# Extract
By default means and standard deviations are computed using Welford's numerically stable online algorithm. If \code{stable.algo = FALSE}, a faster but numerically unstable default algorithm is used. See \code{\link{fsd}} for more details regarding the algorithms.

}
\value{
\code{x} standardized (mean = 0, sd = 1), grouped by \code{g/by}, weighted with \code{w}. See Details.
}
% \references{
%% ~put references to the literature/web site here ~
% }
% \author{
%%  ~~who you are~~
% }
% \note{
%%  ~~further notes~~
% }

%% ~Make other sections like Warning with \section{Warning }{....} ~

\seealso{
\code{\link[=B]{B/W}}, \link[=A1-fast-statistical-functions]{Fast Statistical Functions}, \code{\link{TRA}}, \link[=A6-data-transformations]{Data Transformations}, \link[=collapse-documentation]{Collapse Overview}
}
\examples{
## Simple Scaling & Centering / Standardizing
fscale(mtcars)             # Doesn't rename columns
STD(mtcars)                # By default adds a prefix
qsu(STD(mtcars))           # See that is works

## Panel-Data
head(fscale(get_vars(wlddev,9:12), wlddev$iso3c))   # Standardizing 4 series within each country
head(STD(wlddev, ~iso3c, cols = 9:12))              # Same thing using STD, id's added
pwcor(fscale(get_vars(wlddev,9:12), wlddev$iso3c))  # Correlaing panel-series after standardizing

## Using plm
pwlddev <- plm::pdata.frame(wlddev, index = c("iso3c","year"))
head(STD(pwlddev))                                  # Standardizing all numeric variables by country
head(STD(pwlddev, effect = 2L))                     # Standardizing all numeric variables by year

## Weighted Standardizing
weights = abs(rnorm(nrow(wlddev)))
head(fscale(get_vars(wlddev,9:12), wlddev$iso3c, weights))
head(STD(wlddev, ~iso3c, weights, 9:12))

# Using dplyr
library(dplyr)
wlddev \%>\% group_by(iso3c) \%>\% select(PCGDP,LIFEEX) \%>\% STD
wlddev \%>\% group_by(iso3c) \%>\% select(PCGDP,LIFEEX) \%>\% STD(weights) # weighted standardizing
wlddev \%>\% group_by(iso3c) \%>\% select(PCGDP,LIFEEX,ODA) \%>\% STD(ODA) # weighting by ODA ->
# ..keeps the weight column unless keep.w = FALSE
}
% Add one or more standard keywords, see file 'KEYWORDS' in the
% R documentation directory.
\keyword{manip} % __ONLY ONE__ keyword per line % use one of  RShowDoc("KEYWORDS")
\keyword{univar}

# Record list
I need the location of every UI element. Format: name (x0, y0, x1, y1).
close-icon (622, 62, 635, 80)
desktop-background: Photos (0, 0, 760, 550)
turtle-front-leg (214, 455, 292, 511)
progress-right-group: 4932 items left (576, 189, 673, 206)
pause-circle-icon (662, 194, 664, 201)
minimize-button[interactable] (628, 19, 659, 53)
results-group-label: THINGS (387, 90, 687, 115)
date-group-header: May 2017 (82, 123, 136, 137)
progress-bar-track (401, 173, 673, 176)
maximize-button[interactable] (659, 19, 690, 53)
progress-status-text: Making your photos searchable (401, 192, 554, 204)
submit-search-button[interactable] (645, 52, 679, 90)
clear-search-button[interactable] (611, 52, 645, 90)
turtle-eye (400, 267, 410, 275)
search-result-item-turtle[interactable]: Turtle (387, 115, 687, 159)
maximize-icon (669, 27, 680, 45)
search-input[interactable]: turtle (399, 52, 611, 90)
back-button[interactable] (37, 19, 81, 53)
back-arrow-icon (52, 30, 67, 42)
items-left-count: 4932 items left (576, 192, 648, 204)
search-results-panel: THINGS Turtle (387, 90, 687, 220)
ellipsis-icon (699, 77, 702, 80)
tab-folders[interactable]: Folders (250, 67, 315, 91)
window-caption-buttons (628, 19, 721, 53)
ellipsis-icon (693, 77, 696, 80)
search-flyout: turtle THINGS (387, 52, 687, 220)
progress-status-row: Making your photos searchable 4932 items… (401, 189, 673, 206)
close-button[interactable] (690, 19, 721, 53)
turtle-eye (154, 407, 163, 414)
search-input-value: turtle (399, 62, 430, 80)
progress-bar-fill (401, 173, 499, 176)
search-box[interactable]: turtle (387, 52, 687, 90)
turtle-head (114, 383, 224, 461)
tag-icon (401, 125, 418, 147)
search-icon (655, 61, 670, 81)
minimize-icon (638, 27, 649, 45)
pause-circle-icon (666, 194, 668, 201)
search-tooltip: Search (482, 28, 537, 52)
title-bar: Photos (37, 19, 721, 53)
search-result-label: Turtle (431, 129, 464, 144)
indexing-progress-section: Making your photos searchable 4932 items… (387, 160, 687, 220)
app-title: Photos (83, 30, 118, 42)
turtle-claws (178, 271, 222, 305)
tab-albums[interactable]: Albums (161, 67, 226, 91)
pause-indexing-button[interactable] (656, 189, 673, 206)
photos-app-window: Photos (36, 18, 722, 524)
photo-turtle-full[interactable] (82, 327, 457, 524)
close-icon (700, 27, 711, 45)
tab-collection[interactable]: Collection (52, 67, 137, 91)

# Requirements
Reproduce the stretch of the standardization help page from "## Panel-Data" through "weights = abs(rnorm(nrow(wlddev)))".

# Right answer
## Panel-Data
head(fscale(get_vars(wlddev,9:12), wlddev$iso3c))   # Standardizing 4 series within each country
head(STD(wlddev, ~iso3c, cols = 9:12))              # Same thing using STD, id's added
pwcor(fscale(get_vars(wlddev,9:12), wlddev$iso3c))  # Correlaing panel-series after standardizing

## Using plm
pwlddev <- plm::pdata.frame(wlddev, index = c("iso3c","year"))
head(STD(pwlddev))                                  # Standardizing all numeric variables by country
head(STD(pwlddev, effect = 2L))                     # Standardizing all numeric variables by year

## Weighted Standardizing
weights = abs(rnorm(nrow(wlddev)))